WHAT YOU SHOULD DO — Reproduce these lines word for word, with nothing changed.

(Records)

::::

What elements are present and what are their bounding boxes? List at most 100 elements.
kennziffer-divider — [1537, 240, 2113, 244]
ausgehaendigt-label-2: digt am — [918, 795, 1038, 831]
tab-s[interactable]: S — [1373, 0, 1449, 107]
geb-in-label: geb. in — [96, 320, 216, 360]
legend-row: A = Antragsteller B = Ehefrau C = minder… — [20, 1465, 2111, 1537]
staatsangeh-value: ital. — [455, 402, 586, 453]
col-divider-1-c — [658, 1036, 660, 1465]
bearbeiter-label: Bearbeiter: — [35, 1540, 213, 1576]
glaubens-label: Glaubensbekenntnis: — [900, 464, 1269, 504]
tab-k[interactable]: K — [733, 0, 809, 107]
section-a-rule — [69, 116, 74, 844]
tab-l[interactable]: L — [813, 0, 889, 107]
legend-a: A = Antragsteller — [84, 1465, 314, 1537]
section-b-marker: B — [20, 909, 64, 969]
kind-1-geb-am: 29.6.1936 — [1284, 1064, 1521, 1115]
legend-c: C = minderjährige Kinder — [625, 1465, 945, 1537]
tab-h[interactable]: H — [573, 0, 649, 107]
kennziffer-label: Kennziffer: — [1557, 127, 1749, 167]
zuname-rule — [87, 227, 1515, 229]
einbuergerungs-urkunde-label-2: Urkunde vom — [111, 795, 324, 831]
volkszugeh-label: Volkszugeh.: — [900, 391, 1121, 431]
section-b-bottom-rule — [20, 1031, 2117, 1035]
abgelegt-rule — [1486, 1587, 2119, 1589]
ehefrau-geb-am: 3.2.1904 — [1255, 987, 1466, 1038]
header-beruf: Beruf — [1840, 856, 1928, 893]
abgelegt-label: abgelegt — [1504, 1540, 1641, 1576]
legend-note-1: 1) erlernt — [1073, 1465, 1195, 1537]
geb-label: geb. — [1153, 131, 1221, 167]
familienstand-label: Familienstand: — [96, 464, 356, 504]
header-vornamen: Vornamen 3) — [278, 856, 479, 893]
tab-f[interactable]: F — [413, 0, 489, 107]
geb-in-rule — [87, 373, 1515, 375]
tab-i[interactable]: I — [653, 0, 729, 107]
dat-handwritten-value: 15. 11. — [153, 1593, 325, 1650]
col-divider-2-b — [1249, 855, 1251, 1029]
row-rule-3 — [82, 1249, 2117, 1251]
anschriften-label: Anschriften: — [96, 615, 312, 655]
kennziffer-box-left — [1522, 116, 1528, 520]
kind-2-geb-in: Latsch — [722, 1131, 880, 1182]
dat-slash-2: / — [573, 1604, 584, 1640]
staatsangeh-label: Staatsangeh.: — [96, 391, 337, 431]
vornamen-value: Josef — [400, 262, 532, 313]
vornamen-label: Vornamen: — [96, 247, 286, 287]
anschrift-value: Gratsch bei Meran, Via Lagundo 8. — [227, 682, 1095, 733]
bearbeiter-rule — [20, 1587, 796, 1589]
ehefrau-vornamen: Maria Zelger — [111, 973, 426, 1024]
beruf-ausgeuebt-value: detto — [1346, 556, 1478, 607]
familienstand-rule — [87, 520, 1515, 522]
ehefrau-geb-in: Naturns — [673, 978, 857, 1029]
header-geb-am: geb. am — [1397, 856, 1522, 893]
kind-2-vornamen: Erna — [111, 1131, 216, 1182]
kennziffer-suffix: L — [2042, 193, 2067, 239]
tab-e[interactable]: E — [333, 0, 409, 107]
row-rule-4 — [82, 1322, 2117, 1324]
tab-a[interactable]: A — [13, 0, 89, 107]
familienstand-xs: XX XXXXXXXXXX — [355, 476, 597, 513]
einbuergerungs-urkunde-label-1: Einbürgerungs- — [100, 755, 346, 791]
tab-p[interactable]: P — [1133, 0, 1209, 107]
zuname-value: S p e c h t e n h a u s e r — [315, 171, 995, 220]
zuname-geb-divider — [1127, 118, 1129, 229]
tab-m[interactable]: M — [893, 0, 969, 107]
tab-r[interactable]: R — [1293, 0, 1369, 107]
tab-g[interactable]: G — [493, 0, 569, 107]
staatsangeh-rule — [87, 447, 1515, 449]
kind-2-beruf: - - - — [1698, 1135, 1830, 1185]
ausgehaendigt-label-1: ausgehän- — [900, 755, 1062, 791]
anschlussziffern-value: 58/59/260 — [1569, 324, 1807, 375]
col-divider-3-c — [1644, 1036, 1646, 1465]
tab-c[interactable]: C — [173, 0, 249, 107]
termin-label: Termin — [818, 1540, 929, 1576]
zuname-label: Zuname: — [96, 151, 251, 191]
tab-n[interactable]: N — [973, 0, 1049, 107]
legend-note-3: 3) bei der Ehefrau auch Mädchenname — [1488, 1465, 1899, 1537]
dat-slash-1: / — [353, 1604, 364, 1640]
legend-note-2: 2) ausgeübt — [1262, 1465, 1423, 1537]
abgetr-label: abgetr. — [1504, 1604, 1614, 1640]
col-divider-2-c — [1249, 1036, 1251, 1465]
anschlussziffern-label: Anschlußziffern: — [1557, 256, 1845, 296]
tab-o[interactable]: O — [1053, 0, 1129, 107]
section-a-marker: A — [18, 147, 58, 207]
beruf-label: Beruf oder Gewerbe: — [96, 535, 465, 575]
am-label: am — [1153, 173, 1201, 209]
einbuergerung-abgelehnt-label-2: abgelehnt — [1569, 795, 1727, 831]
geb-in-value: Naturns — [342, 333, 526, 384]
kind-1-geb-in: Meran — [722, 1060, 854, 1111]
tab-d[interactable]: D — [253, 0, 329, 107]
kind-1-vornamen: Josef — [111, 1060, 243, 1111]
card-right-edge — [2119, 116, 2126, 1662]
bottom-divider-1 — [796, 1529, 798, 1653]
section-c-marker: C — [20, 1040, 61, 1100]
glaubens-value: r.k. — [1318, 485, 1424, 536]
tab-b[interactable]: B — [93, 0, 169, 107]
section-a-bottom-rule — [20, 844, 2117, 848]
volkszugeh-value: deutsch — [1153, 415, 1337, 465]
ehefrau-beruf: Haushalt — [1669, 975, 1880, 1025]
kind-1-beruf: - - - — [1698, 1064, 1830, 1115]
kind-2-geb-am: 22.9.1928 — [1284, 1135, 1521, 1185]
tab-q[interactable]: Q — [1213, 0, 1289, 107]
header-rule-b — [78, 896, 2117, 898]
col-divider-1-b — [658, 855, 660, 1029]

::::

TASK RESULT —
What elements are present and what are their bounding boxes? List at most 100 elements.
kennziffer-divider — [1537, 240, 2113, 244]
ausgehaendigt-label-2: digt am — [918, 795, 1038, 831]
tab-s[interactable]: S — [1373, 0, 1449, 107]
geb-in-label: geb. in — [96, 320, 216, 360]
legend-row: A = Antragsteller B = Ehefrau C = minder… — [20, 1465, 2111, 1537]
staatsangeh-value: ital. — [455, 402, 586, 453]
col-divider-1-c — [658, 1036, 660, 1465]
bearbeiter-label: Bearbeiter: — [35, 1540, 213, 1576]
glaubens-label: Glaubensbekenntnis: — [900, 464, 1269, 504]
tab-k[interactable]: K — [733, 0, 809, 107]
section-a-rule — [69, 116, 74, 844]
tab-l[interactable]: L — [813, 0, 889, 107]
legend-a: A = Antragsteller — [84, 1465, 314, 1537]
section-b-marker: B — [20, 909, 64, 969]
kind-1-geb-am: 29.6.1936 — [1284, 1064, 1521, 1115]
legend-c: C = minderjährige Kinder — [625, 1465, 945, 1537]
tab-h[interactable]: H — [573, 0, 649, 107]
kennziffer-label: Kennziffer: — [1557, 127, 1749, 167]
zuname-rule — [87, 227, 1515, 229]
einbuergerungs-urkunde-label-2: Urkunde vom — [111, 795, 324, 831]
volkszugeh-label: Volkszugeh.: — [900, 391, 1121, 431]
section-b-bottom-rule — [20, 1031, 2117, 1035]
abgelegt-rule — [1486, 1587, 2119, 1589]
ehefrau-geb-am: 3.2.1904 — [1255, 987, 1466, 1038]
header-beruf: Beruf — [1840, 856, 1928, 893]
abgelegt-label: abgelegt — [1504, 1540, 1641, 1576]
legend-note-1: 1) erlernt — [1073, 1465, 1195, 1537]
geb-label: geb. — [1153, 131, 1221, 167]
familienstand-label: Familienstand: — [96, 464, 356, 504]
header-vornamen: Vornamen 3) — [278, 856, 479, 893]
tab-f[interactable]: F — [413, 0, 489, 107]
geb-in-rule — [87, 373, 1515, 375]
tab-i[interactable]: I — [653, 0, 729, 107]
dat-handwritten-value: 15. 11. — [153, 1593, 325, 1650]
col-divider-2-b — [1249, 855, 1251, 1029]
row-rule-3 — [82, 1249, 2117, 1251]
anschriften-label: Anschriften: — [96, 615, 312, 655]
kennziffer-box-left — [1522, 116, 1528, 520]
kind-2-geb-in: Latsch — [722, 1131, 880, 1182]
dat-slash-2: / — [573, 1604, 584, 1640]
staatsangeh-label: Staatsangeh.: — [96, 391, 337, 431]
vornamen-value: Josef — [400, 262, 532, 313]
vornamen-label: Vornamen: — [96, 247, 286, 287]
anschrift-value: Gratsch bei Meran, Via Lagundo 8. — [227, 682, 1095, 733]
bearbeiter-rule — [20, 1587, 796, 1589]
ehefrau-vornamen: Maria Zelger — [111, 973, 426, 1024]
beruf-ausgeuebt-value: detto — [1346, 556, 1478, 607]
familienstand-rule — [87, 520, 1515, 522]
ehefrau-geb-in: Naturns — [673, 978, 857, 1029]
header-geb-am: geb. am — [1397, 856, 1522, 893]
kind-2-vornamen: Erna — [111, 1131, 216, 1182]
kennziffer-suffix: L — [2042, 193, 2067, 239]
tab-e[interactable]: E — [333, 0, 409, 107]
row-rule-4 — [82, 1322, 2117, 1324]
tab-a[interactable]: A — [13, 0, 89, 107]
familienstand-xs: XX XXXXXXXXXX — [355, 476, 597, 513]
einbuergerungs-urkunde-label-1: Einbürgerungs- — [100, 755, 346, 791]
tab-p[interactable]: P — [1133, 0, 1209, 107]
zuname-value: S p e c h t e n h a u s e r — [315, 171, 995, 220]
zuname-geb-divider — [1127, 118, 1129, 229]
tab-m[interactable]: M — [893, 0, 969, 107]
tab-r[interactable]: R — [1293, 0, 1369, 107]
tab-g[interactable]: G — [493, 0, 569, 107]
staatsangeh-rule — [87, 447, 1515, 449]
kind-2-beruf: - - - — [1698, 1135, 1830, 1185]
ausgehaendigt-label-1: ausgehän- — [900, 755, 1062, 791]
anschlussziffern-value: 58/59/260 — [1569, 324, 1807, 375]
col-divider-3-c — [1644, 1036, 1646, 1465]
tab-c[interactable]: C — [173, 0, 249, 107]
termin-label: Termin — [818, 1540, 929, 1576]
zuname-label: Zuname: — [96, 151, 251, 191]
tab-n[interactable]: N — [973, 0, 1049, 107]
legend-note-3: 3) bei der Ehefrau auch Mädchenname — [1488, 1465, 1899, 1537]
dat-slash-1: / — [353, 1604, 364, 1640]
legend-note-2: 2) ausgeübt — [1262, 1465, 1423, 1537]
abgetr-label: abgetr. — [1504, 1604, 1614, 1640]
col-divider-2-c — [1249, 1036, 1251, 1465]
anschlussziffern-label: Anschlußziffern: — [1557, 256, 1845, 296]
tab-o[interactable]: O — [1053, 0, 1129, 107]
section-a-marker: A — [18, 147, 58, 207]
beruf-label: Beruf oder Gewerbe: — [96, 535, 465, 575]
am-label: am — [1153, 173, 1201, 209]
einbuergerung-abgelehnt-label-2: abgelehnt — [1569, 795, 1727, 831]
geb-in-value: Naturns — [342, 333, 526, 384]
kind-1-geb-in: Meran — [722, 1060, 854, 1111]
tab-d[interactable]: D — [253, 0, 329, 107]
kind-1-vornamen: Josef — [111, 1060, 243, 1111]
card-right-edge — [2119, 116, 2126, 1662]
bottom-divider-1 — [796, 1529, 798, 1653]
section-c-marker: C — [20, 1040, 61, 1100]
glaubens-value: r.k. — [1318, 485, 1424, 536]
tab-b[interactable]: B — [93, 0, 169, 107]
section-a-bottom-rule — [20, 844, 2117, 848]
volkszugeh-value: deutsch — [1153, 415, 1337, 465]
ehefrau-beruf: Haushalt — [1669, 975, 1880, 1025]
kind-1-beruf: - - - — [1698, 1064, 1830, 1115]
kind-2-geb-am: 22.9.1928 — [1284, 1135, 1521, 1185]
tab-q[interactable]: Q — [1213, 0, 1289, 107]
header-rule-b — [78, 896, 2117, 898]
col-divider-1-b — [658, 855, 660, 1029]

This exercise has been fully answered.